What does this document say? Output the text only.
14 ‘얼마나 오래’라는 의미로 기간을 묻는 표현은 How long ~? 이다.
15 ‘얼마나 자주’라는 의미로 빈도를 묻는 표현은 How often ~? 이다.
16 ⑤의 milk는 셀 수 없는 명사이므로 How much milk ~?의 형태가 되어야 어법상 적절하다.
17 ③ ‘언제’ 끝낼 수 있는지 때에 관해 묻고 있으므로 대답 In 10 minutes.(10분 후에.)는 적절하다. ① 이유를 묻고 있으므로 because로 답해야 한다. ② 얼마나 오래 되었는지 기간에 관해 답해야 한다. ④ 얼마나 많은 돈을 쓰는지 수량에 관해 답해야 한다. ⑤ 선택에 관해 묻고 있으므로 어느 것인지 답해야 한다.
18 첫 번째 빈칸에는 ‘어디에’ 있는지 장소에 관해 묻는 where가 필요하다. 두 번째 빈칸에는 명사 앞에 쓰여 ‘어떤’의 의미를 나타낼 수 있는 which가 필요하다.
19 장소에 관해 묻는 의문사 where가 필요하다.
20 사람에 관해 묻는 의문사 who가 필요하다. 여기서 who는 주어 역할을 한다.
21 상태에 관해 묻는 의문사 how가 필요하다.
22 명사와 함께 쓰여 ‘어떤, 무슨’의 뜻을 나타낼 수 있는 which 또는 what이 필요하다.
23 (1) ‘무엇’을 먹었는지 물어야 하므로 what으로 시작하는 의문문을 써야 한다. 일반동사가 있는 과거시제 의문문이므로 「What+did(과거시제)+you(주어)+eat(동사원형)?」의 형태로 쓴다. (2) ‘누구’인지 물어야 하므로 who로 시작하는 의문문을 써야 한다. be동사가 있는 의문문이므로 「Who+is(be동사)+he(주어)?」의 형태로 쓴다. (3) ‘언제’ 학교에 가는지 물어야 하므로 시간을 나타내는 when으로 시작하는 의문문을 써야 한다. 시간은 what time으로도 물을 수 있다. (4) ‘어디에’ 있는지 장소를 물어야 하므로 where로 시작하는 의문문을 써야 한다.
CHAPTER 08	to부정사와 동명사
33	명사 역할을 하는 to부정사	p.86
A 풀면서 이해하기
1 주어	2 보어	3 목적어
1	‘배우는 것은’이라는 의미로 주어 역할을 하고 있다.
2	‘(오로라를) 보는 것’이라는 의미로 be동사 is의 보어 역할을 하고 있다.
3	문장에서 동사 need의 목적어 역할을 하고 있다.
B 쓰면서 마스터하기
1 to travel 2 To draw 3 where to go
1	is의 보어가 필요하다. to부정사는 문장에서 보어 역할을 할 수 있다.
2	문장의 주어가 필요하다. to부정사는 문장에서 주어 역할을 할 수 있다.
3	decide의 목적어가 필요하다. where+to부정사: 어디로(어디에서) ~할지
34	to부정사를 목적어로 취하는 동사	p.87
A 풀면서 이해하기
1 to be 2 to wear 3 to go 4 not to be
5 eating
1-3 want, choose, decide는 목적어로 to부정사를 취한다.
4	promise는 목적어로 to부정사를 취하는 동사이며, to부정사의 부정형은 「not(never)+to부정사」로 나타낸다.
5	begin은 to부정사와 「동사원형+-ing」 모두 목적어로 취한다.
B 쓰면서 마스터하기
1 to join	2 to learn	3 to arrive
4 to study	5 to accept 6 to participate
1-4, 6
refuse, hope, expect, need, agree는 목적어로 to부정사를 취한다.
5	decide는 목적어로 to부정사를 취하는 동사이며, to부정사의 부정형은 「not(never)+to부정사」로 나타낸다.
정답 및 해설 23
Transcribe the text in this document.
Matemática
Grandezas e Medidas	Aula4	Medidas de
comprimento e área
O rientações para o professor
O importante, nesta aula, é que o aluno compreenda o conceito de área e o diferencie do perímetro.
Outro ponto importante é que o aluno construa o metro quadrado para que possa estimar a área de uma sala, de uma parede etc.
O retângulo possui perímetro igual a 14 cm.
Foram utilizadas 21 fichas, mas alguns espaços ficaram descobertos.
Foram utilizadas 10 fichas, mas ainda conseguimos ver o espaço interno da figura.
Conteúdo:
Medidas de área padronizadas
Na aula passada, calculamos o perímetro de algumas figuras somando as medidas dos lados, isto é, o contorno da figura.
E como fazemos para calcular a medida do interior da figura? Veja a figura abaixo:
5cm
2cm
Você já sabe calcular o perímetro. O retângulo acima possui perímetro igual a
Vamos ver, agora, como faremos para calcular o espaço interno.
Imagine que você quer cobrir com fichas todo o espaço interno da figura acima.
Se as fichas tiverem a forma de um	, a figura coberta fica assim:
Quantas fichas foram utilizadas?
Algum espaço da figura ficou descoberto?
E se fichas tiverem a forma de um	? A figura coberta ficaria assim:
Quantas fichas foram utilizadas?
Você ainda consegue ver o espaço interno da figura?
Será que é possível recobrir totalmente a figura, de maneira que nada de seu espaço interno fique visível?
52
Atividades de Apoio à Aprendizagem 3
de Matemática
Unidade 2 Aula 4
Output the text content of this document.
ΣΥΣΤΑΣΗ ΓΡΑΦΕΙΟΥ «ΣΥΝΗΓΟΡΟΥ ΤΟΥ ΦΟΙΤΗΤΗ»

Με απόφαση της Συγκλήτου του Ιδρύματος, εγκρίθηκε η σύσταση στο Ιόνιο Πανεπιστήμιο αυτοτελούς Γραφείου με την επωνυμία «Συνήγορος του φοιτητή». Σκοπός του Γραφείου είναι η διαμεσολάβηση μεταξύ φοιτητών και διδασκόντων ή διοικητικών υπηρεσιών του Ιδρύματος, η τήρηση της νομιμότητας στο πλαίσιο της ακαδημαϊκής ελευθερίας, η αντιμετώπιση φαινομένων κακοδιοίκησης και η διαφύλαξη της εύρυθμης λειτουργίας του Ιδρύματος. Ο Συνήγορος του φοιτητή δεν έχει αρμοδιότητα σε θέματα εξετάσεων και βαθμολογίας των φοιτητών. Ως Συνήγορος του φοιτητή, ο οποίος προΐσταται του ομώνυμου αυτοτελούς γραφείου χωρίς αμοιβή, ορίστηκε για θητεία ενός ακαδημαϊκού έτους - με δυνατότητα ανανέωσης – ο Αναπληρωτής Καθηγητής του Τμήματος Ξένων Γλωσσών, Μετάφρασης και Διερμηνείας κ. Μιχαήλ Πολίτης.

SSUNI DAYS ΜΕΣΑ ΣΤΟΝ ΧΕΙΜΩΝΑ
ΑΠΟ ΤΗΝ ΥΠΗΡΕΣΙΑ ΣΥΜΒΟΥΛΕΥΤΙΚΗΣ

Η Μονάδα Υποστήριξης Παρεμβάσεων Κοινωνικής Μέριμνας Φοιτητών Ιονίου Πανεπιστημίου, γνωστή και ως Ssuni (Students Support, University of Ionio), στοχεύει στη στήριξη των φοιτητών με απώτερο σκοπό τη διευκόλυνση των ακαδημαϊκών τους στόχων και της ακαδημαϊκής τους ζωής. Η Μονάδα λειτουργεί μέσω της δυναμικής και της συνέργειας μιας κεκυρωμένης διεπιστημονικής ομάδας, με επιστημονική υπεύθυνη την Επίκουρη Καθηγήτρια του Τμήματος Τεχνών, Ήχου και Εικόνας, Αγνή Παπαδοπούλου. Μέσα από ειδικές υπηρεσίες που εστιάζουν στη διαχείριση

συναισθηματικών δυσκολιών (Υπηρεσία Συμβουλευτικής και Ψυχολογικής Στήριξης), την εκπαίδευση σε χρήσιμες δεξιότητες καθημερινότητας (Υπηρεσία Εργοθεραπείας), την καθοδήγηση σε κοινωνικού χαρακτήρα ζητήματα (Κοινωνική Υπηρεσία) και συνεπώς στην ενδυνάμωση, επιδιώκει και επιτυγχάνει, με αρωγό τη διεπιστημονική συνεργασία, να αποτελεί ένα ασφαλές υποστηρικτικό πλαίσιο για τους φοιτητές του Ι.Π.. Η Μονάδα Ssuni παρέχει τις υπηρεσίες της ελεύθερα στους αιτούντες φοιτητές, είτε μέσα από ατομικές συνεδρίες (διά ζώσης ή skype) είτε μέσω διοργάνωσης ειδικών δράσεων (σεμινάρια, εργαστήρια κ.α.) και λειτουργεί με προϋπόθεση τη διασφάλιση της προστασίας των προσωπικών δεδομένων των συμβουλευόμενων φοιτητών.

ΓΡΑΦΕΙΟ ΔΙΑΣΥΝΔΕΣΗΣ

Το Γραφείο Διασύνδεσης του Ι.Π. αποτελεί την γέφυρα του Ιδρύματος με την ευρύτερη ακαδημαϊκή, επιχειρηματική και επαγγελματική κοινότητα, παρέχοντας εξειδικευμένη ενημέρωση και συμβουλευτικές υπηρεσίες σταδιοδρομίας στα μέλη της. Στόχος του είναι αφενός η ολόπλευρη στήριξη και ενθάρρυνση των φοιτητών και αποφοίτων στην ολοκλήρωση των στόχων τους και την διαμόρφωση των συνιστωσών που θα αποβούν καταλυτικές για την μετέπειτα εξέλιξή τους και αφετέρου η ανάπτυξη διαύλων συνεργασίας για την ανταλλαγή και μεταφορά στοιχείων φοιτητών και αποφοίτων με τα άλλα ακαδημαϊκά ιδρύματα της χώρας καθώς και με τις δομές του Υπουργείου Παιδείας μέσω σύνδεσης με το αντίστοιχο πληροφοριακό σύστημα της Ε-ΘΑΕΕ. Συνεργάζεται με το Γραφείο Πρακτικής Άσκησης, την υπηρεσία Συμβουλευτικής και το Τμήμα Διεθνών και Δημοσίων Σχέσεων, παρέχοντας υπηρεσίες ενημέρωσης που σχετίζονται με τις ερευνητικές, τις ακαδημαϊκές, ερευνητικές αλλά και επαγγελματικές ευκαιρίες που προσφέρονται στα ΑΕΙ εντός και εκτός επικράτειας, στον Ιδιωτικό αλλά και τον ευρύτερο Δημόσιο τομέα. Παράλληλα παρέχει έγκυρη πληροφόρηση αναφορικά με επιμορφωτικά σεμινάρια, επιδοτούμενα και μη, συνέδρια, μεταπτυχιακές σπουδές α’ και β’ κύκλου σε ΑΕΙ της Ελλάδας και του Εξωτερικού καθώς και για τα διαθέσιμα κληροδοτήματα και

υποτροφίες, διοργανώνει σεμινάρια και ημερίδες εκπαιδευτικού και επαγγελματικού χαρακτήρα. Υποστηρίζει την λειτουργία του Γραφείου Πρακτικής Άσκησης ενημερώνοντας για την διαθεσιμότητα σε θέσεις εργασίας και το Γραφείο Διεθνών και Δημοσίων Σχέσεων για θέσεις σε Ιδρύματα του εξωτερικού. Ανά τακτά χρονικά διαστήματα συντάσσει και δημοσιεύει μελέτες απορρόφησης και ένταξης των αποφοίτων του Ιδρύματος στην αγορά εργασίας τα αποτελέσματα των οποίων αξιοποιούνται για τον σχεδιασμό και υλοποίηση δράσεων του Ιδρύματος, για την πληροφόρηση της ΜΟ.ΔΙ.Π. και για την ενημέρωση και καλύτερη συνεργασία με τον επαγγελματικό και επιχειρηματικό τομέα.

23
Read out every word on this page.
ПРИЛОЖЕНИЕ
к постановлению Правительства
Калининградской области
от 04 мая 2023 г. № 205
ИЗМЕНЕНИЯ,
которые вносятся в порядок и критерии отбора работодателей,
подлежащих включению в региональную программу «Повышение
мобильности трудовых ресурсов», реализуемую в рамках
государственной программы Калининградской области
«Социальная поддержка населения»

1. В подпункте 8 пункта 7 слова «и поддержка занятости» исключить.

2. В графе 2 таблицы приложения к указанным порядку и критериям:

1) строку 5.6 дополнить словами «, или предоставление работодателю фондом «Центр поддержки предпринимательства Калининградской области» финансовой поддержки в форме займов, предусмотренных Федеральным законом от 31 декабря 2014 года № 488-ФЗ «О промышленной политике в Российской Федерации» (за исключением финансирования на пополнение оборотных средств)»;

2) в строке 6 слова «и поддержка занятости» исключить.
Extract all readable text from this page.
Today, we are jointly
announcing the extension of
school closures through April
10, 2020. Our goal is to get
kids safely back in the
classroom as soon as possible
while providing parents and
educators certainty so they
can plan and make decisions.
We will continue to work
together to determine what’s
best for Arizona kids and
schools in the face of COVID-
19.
+++
_DIRECTION_
Write out, word for word, every line from the one containing "Read out every word on this page." through the last line of the records above.

_SOLVED EXERCISE_
Read out every word on this page.
ПРИЛОЖЕНИЕ
к постановлению Правительства
Калининградской области
от 04 мая 2023 г. № 205
ИЗМЕНЕНИЯ,
которые вносятся в порядок и критерии отбора работодателей,
подлежащих включению в региональную программу «Повышение
мобильности трудовых ресурсов», реализуемую в рамках
государственной программы Калининградской области
«Социальная поддержка населения»

1. В подпункте 8 пункта 7 слова «и поддержка занятости» исключить.

2. В графе 2 таблицы приложения к указанным порядку и критериям:

1) строку 5.6 дополнить словами «, или предоставление работодателю фондом «Центр поддержки предпринимательства Калининградской области» финансовой поддержки в форме займов, предусмотренных Федеральным законом от 31 декабря 2014 года № 488-ФЗ «О промышленной политике в Российской Федерации» (за исключением финансирования на пополнение оборотных средств)»;

2) в строке 6 слова «и поддержка занятости» исключить.
Extract all readable text from this page.
Today, we are jointly
announcing the extension of
school closures through April
10, 2020. Our goal is to get
kids safely back in the
classroom as soon as possible
while providing parents and
educators certainty so they
can plan and make decisions.
We will continue to work
together to determine what’s
best for Arizona kids and
schools in the face of COVID-
19.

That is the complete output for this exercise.